__Direction__: Locate every line in the records below that holds the word "screenshot" and return each one.

● ● ● ● ●

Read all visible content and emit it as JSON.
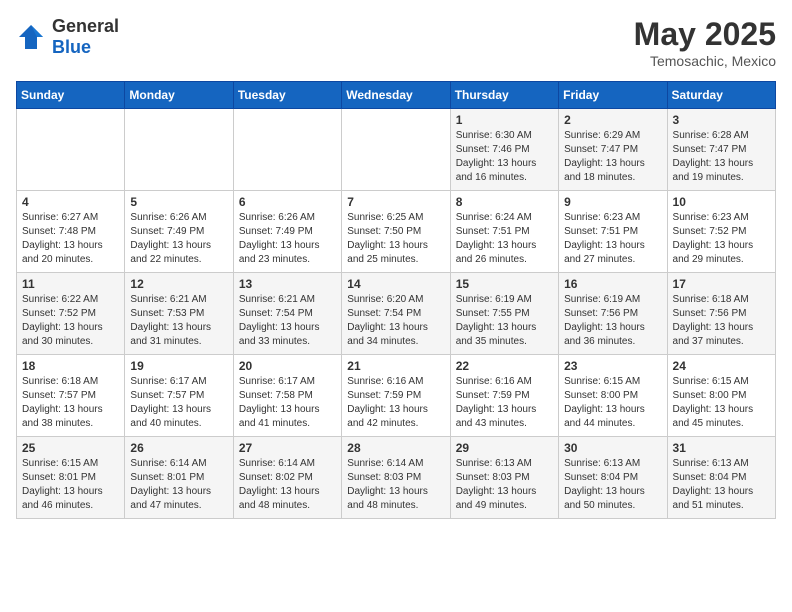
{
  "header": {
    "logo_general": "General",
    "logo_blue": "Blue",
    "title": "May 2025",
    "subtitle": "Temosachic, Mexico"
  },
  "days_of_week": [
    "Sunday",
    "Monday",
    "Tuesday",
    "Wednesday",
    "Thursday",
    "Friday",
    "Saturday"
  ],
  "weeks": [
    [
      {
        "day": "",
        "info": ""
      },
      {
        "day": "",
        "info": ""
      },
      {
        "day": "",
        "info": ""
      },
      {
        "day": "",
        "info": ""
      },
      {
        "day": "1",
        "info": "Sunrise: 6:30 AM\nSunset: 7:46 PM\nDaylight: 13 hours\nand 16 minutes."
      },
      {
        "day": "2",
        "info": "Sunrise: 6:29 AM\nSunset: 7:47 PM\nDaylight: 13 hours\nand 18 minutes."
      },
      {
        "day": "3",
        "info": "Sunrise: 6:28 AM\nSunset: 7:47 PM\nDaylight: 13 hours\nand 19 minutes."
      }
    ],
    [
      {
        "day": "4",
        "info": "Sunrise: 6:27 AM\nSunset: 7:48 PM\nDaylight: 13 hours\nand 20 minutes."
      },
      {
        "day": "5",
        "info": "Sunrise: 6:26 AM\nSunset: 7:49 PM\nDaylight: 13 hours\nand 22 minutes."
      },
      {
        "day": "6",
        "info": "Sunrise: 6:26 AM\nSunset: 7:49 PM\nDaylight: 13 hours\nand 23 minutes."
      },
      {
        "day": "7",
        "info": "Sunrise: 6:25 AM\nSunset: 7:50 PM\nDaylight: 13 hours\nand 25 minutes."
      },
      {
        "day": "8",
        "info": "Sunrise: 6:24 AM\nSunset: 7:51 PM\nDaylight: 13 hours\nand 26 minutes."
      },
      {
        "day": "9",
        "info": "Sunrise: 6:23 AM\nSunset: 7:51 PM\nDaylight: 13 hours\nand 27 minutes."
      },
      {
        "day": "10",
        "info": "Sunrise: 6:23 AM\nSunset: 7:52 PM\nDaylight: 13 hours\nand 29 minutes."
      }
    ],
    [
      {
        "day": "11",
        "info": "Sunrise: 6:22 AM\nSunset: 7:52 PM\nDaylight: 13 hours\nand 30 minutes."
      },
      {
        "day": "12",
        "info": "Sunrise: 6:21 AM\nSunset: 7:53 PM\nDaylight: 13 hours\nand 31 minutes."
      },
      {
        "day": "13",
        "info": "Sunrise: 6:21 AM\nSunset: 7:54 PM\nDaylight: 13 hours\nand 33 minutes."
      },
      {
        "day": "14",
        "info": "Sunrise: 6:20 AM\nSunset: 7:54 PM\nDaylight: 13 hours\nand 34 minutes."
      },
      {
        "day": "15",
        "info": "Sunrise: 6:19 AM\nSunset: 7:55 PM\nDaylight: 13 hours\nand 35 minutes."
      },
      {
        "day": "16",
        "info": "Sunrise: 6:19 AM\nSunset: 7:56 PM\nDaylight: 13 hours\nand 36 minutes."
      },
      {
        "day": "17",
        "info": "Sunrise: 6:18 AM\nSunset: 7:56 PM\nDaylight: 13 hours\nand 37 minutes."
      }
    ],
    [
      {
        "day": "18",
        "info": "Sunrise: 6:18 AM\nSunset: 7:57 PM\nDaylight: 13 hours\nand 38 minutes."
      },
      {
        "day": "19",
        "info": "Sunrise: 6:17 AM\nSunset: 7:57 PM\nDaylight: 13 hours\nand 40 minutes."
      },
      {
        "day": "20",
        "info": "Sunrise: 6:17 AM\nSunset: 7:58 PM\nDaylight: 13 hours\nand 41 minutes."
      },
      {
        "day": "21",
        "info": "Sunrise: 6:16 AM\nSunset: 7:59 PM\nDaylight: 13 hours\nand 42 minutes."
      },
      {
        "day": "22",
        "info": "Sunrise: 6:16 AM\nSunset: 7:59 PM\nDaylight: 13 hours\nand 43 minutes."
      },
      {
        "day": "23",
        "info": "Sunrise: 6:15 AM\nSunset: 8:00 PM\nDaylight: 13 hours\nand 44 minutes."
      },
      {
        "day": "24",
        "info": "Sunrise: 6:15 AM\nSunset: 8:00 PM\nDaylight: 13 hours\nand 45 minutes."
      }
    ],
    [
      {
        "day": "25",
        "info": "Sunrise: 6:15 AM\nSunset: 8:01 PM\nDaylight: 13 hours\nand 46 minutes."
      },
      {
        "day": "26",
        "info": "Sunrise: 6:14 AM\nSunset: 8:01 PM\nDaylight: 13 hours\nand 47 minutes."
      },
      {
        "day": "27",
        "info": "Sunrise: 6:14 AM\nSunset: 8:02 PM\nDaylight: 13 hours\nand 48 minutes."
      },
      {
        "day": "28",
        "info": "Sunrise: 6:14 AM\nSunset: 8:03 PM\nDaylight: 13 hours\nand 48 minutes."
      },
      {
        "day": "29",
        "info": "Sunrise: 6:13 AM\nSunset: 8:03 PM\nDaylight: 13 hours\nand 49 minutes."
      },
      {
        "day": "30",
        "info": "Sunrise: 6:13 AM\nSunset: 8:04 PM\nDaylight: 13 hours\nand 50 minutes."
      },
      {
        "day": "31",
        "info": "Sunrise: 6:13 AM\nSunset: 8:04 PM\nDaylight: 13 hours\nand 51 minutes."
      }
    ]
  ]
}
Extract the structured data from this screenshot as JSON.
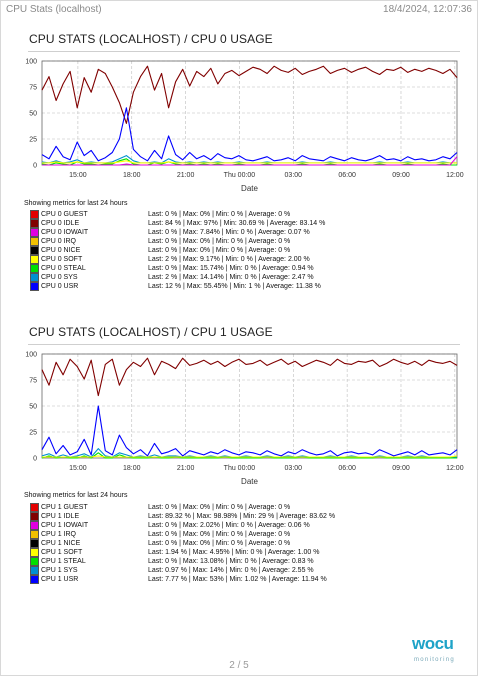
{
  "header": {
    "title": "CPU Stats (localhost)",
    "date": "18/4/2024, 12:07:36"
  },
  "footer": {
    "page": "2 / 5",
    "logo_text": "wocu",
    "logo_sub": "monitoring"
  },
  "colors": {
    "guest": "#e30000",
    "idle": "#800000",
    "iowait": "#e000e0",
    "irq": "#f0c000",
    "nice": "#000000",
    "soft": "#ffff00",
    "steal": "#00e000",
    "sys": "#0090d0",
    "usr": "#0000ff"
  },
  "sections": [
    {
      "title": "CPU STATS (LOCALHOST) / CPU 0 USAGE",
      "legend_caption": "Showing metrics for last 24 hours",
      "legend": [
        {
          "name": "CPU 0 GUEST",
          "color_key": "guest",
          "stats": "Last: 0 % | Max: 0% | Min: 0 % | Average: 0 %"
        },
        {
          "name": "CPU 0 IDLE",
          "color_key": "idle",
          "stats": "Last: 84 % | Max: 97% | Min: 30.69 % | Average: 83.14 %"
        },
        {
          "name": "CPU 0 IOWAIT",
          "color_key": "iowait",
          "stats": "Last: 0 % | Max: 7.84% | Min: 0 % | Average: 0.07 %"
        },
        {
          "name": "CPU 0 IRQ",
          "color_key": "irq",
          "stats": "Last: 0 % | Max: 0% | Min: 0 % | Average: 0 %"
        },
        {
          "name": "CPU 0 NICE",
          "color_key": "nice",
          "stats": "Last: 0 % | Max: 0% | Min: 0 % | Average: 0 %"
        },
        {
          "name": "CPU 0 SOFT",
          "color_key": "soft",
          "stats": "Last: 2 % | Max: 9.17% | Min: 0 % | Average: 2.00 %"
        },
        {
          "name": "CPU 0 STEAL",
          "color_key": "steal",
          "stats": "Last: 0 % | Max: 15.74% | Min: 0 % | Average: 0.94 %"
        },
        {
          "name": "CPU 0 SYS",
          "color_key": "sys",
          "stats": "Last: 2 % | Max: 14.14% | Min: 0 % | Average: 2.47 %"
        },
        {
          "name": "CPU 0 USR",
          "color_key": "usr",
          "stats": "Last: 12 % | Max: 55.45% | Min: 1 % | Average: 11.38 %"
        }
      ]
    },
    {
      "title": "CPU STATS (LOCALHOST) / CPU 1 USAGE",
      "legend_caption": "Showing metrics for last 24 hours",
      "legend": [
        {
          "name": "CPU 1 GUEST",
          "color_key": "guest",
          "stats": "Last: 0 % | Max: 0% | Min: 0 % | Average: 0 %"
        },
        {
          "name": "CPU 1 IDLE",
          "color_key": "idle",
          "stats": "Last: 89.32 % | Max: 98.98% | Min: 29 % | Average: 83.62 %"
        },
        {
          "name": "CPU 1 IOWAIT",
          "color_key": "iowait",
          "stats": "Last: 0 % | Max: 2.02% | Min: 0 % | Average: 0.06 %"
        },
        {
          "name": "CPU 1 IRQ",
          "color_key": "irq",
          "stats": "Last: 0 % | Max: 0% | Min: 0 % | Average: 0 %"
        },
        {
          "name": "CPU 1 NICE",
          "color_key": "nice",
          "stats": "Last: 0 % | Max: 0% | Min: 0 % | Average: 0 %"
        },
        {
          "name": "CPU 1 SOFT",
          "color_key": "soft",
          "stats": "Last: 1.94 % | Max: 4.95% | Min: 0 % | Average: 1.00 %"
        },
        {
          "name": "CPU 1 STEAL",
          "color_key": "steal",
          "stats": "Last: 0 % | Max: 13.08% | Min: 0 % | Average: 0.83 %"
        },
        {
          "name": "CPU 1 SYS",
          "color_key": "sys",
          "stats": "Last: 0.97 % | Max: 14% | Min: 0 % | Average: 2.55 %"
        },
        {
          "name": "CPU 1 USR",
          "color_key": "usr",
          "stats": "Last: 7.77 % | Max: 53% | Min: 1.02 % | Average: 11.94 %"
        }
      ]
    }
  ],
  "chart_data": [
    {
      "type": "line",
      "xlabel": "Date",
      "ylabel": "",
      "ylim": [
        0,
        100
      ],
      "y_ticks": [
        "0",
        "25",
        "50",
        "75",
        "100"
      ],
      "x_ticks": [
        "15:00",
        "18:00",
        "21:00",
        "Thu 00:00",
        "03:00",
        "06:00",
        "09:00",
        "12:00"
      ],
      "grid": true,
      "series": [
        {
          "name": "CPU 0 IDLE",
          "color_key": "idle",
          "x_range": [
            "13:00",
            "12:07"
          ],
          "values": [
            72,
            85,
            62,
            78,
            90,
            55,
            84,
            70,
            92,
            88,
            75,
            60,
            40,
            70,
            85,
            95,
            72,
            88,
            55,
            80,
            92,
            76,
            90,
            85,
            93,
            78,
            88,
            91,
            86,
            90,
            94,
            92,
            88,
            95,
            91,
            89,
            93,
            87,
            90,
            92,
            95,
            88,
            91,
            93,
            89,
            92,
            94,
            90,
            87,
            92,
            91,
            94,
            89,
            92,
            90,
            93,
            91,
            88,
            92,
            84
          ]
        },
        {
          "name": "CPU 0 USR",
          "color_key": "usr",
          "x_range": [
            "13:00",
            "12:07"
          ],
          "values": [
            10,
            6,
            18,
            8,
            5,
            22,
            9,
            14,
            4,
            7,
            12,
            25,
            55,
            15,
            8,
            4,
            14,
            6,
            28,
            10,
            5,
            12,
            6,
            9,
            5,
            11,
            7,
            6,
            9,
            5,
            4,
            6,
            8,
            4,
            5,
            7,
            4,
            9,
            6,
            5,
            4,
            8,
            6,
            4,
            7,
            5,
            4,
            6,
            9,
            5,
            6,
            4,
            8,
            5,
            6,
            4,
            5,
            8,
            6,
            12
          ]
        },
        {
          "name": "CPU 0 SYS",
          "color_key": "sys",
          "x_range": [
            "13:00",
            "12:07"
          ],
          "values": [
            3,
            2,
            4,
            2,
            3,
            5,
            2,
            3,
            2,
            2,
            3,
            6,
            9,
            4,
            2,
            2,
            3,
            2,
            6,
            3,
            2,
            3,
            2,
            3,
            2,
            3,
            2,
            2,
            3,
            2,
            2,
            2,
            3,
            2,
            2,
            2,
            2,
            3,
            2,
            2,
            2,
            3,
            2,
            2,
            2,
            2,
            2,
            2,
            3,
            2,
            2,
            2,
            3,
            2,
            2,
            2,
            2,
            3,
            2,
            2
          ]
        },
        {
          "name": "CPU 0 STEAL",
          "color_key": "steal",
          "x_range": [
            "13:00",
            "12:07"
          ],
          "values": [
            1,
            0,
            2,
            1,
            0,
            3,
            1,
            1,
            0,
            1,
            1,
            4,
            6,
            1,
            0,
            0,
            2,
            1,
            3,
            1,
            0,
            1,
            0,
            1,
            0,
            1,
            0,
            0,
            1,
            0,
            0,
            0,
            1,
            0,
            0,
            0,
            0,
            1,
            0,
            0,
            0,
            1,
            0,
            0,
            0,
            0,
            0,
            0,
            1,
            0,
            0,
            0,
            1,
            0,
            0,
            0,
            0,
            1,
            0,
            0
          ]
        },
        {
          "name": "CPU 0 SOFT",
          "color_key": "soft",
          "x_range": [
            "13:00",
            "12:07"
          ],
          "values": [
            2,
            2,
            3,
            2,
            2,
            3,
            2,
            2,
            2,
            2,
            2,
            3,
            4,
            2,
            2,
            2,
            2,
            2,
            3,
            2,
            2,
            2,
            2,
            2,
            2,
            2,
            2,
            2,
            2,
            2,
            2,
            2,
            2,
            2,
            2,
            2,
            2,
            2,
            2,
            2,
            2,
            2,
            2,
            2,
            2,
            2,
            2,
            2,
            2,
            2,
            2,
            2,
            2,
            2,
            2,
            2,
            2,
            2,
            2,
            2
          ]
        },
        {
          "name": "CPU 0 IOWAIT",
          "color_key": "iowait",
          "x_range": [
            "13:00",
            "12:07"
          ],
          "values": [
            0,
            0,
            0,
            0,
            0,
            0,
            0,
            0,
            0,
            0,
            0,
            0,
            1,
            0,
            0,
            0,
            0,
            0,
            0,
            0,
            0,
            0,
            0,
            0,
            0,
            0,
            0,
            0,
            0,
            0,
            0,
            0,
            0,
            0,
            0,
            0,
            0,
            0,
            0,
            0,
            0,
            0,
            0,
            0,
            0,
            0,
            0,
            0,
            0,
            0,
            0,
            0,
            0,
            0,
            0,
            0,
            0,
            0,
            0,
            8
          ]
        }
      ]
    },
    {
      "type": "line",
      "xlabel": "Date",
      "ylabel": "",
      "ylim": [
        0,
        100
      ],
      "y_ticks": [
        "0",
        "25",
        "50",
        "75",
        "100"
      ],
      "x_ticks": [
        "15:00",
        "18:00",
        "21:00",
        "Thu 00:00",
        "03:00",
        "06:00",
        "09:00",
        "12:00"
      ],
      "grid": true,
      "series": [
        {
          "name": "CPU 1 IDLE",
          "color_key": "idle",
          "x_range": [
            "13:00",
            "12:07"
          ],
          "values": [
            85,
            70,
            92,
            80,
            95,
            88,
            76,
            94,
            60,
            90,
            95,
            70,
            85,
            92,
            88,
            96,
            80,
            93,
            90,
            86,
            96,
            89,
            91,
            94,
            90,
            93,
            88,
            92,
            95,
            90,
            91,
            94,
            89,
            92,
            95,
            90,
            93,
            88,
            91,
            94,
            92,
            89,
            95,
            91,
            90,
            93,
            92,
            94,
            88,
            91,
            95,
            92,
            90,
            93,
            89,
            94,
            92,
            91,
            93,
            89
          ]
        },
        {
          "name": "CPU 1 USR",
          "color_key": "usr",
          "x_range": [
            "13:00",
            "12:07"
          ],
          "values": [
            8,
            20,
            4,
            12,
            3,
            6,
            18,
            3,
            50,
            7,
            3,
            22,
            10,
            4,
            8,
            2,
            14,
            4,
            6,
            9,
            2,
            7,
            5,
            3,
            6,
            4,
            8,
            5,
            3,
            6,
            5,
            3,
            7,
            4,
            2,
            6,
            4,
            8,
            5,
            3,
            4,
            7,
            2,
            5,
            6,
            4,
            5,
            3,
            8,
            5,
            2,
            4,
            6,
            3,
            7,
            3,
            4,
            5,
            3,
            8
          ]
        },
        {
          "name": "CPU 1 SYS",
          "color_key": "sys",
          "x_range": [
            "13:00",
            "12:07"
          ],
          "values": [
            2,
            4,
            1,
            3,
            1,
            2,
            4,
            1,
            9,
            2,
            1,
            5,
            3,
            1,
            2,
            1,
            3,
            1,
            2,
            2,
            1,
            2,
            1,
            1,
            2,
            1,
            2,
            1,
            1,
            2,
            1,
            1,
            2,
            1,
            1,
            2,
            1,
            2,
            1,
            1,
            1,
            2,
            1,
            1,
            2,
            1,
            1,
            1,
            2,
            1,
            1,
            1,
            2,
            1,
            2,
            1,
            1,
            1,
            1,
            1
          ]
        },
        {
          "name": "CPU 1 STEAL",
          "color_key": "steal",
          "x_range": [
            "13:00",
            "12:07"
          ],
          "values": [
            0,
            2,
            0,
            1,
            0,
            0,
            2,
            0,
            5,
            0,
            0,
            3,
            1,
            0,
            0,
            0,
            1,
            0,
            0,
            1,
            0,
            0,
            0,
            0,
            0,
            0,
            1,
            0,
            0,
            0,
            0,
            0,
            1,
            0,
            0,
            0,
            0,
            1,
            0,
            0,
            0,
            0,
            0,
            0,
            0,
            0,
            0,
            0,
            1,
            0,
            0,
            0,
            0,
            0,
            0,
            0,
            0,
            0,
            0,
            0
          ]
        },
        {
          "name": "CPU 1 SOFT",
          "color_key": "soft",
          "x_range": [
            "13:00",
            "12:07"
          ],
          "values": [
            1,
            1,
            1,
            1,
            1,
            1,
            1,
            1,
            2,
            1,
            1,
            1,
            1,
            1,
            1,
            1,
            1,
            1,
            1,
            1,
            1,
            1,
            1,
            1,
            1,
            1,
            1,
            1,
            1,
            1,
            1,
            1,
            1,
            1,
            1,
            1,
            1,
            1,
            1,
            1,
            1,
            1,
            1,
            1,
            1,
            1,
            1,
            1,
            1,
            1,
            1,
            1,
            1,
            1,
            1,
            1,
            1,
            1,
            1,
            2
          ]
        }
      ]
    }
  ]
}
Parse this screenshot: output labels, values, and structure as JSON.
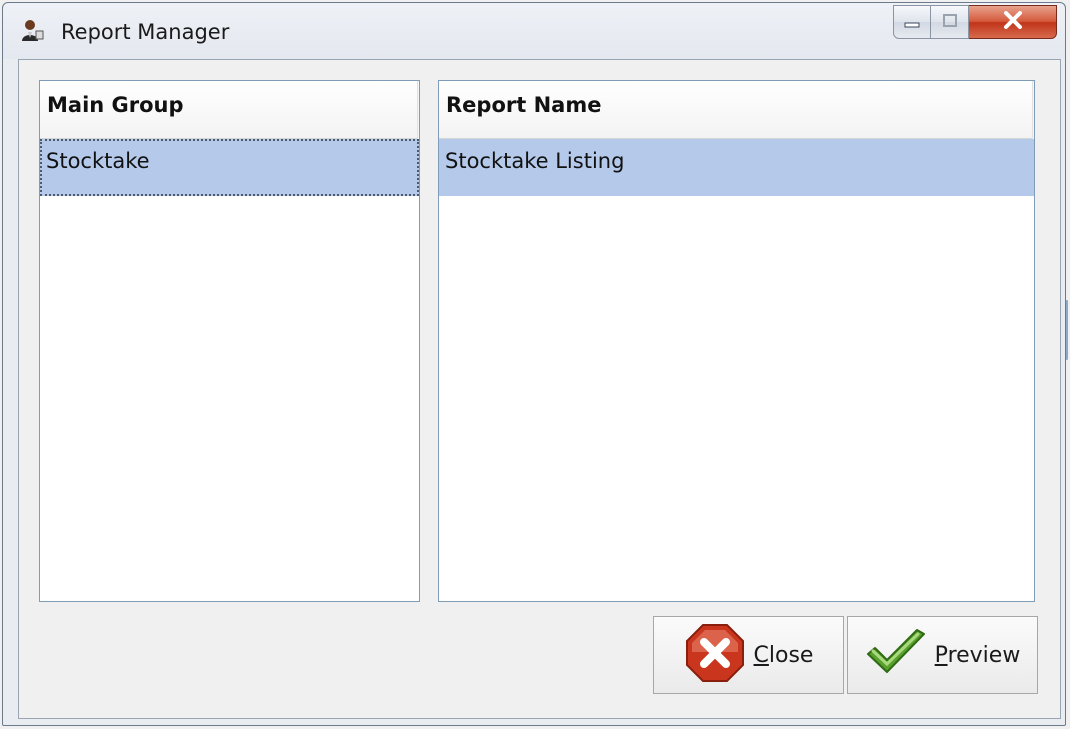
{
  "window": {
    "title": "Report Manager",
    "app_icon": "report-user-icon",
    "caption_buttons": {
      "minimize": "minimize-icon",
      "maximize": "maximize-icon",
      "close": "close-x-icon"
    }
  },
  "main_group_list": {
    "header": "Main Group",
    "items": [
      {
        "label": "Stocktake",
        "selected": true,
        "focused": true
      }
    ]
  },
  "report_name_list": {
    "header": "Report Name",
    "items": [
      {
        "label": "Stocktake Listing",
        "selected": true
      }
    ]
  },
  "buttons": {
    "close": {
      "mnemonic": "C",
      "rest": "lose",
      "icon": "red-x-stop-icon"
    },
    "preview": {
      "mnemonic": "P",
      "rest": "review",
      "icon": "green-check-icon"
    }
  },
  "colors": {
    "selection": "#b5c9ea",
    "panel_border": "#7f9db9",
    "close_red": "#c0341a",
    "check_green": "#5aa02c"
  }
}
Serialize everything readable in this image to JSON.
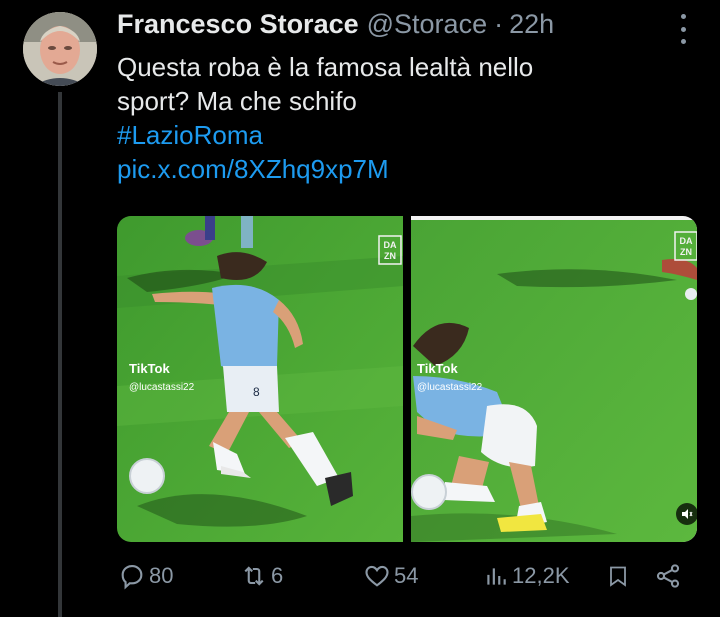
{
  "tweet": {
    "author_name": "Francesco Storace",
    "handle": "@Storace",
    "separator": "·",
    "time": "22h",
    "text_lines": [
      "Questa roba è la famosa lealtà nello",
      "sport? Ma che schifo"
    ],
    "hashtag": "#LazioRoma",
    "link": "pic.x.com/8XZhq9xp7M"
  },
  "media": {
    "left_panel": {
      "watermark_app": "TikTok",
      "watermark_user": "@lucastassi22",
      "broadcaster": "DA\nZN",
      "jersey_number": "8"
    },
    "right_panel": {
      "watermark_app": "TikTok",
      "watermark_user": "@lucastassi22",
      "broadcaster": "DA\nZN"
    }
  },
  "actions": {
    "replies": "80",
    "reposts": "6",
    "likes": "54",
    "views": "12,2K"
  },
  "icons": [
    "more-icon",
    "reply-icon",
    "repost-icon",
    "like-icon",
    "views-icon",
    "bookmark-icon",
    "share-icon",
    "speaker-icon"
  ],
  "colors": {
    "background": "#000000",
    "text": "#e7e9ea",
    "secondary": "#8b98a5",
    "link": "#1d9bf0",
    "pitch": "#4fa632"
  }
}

● ● ● ● ●

__Correct result__:
Extract the structured data from this screenshot as JSON.
Parse this screenshot: output labels, values, and structure as JSON.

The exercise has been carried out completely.